-- start --
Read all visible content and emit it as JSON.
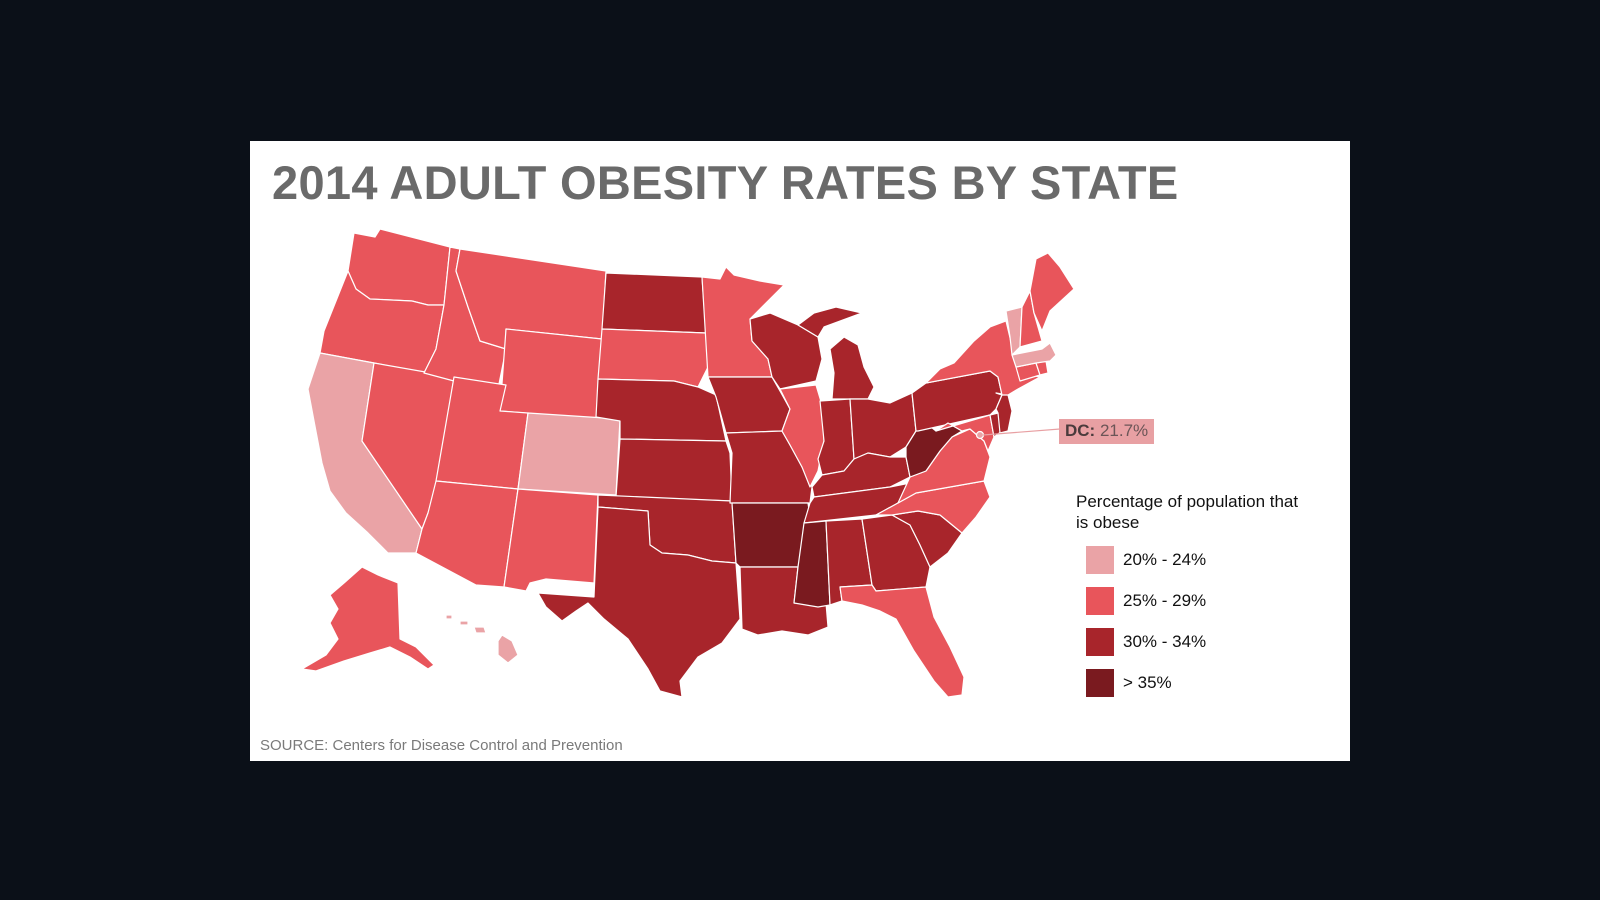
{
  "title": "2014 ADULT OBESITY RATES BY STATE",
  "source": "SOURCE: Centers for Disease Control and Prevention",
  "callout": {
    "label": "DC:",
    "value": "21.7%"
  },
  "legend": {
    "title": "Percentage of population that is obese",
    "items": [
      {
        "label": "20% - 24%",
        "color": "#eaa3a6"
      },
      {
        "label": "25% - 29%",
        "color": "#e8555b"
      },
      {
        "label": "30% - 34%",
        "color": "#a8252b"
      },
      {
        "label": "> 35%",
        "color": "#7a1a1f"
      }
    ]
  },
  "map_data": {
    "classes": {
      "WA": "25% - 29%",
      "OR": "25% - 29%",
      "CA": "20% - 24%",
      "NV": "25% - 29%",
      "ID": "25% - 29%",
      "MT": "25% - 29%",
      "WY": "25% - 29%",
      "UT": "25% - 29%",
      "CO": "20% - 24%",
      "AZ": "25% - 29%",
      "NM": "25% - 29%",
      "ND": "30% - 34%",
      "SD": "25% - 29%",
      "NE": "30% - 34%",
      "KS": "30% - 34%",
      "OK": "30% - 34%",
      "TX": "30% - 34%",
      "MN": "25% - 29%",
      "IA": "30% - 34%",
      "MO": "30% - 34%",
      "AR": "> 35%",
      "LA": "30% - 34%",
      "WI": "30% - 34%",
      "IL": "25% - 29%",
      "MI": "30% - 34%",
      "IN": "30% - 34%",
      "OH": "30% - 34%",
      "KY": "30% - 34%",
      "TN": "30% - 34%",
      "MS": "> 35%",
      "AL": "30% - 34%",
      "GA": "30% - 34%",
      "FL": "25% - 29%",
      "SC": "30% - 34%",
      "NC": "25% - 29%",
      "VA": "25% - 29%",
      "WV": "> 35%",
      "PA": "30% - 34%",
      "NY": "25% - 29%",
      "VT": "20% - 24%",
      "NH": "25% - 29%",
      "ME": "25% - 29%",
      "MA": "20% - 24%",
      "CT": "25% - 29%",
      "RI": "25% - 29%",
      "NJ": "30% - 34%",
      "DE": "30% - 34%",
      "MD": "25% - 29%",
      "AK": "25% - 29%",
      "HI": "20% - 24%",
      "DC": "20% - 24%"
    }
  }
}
-- end --
-- start --
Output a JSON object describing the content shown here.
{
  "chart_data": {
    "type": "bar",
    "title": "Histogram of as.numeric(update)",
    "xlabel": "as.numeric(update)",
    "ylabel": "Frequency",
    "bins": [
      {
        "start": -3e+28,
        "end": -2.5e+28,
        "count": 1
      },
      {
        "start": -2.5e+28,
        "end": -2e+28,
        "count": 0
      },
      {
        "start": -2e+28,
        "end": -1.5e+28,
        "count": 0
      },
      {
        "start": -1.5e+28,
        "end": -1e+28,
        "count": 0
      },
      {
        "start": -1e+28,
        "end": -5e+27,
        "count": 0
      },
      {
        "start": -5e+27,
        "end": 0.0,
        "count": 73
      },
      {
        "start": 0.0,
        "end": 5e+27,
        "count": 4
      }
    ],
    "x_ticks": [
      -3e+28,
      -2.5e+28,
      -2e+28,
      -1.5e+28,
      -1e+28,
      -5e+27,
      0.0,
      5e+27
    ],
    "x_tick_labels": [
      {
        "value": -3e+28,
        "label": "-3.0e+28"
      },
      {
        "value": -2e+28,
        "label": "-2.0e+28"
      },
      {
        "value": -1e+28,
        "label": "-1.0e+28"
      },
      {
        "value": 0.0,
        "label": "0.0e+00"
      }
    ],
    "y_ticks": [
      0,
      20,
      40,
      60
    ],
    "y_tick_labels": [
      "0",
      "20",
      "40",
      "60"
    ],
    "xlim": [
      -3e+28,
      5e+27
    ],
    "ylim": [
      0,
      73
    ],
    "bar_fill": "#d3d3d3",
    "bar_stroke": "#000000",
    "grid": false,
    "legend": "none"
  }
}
-- end --
-- start --
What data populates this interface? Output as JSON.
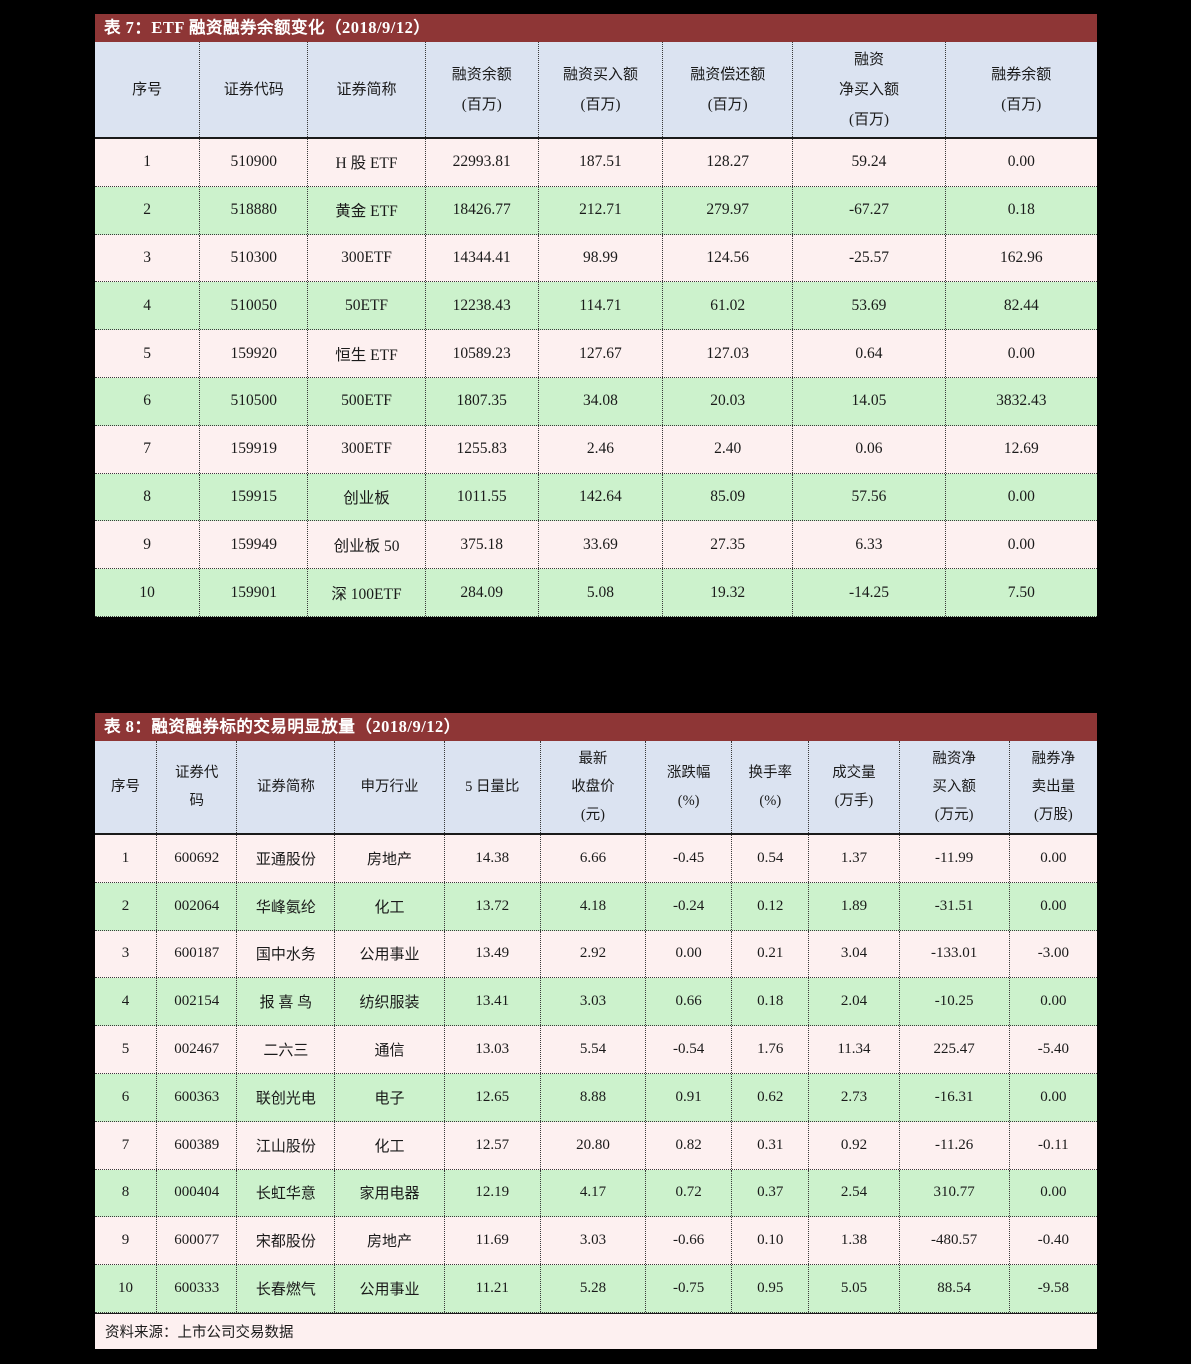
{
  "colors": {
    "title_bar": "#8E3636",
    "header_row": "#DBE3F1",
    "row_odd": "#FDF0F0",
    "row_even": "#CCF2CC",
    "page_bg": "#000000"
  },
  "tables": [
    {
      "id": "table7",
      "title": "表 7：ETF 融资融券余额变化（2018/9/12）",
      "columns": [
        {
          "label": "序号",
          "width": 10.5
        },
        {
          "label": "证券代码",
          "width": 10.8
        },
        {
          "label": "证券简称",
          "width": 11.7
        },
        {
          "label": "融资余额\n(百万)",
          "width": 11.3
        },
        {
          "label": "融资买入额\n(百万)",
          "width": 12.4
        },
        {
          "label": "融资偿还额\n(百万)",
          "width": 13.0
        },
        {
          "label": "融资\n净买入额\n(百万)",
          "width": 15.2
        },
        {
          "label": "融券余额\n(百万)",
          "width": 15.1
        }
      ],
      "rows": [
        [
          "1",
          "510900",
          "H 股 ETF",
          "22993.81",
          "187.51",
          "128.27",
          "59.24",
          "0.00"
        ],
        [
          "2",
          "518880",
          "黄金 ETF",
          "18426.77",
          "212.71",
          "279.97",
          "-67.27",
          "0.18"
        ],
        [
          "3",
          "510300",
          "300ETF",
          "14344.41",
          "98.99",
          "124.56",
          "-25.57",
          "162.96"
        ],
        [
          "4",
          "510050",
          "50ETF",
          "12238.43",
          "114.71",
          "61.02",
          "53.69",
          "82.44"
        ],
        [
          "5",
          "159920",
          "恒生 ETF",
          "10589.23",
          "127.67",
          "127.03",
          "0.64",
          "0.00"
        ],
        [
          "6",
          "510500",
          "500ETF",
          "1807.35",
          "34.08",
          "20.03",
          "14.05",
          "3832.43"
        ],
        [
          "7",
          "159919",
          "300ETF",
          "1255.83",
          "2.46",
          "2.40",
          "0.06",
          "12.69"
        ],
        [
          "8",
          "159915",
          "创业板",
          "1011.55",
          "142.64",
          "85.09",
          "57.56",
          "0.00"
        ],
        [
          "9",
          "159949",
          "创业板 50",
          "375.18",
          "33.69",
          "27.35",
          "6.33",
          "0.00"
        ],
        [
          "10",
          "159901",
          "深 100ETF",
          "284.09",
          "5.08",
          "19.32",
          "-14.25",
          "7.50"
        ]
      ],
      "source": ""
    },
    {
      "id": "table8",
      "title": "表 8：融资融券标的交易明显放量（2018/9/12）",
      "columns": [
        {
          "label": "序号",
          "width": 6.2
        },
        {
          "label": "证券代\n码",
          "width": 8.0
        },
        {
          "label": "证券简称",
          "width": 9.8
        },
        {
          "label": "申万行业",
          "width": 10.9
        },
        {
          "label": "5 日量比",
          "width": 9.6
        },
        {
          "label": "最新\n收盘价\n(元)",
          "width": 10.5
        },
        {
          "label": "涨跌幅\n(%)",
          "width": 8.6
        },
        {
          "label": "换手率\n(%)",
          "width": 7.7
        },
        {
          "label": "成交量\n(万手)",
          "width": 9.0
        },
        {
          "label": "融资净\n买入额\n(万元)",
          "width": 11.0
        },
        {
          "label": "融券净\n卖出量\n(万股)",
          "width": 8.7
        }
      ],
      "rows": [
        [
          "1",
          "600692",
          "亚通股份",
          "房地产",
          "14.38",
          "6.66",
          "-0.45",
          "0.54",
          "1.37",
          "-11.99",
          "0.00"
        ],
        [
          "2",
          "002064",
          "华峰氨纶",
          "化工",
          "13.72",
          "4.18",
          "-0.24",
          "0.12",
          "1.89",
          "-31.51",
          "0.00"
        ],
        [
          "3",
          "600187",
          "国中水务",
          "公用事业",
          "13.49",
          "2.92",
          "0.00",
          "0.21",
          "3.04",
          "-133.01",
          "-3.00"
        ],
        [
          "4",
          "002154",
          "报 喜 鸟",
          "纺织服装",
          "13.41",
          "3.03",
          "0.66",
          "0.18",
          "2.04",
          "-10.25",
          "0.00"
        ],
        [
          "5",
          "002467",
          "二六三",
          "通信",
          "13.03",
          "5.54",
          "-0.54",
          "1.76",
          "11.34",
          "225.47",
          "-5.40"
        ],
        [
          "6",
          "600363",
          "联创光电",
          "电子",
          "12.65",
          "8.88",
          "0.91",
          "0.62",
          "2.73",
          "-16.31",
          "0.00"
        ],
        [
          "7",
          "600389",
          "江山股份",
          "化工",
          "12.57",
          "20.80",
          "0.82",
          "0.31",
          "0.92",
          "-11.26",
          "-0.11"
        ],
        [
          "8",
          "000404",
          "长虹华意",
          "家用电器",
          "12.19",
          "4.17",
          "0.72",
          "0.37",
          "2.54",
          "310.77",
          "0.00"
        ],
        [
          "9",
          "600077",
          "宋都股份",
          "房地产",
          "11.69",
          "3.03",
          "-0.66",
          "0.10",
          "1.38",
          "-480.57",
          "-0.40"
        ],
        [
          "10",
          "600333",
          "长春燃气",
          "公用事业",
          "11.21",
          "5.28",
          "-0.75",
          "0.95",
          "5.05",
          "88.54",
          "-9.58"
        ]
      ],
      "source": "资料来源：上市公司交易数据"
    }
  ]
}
-- end --
## INSTRUCTIONS FOR THE TASK:
Each line that holds the string "Output" counts once; give the total and nothing else.

## RESULT FOR THIS TASK:
2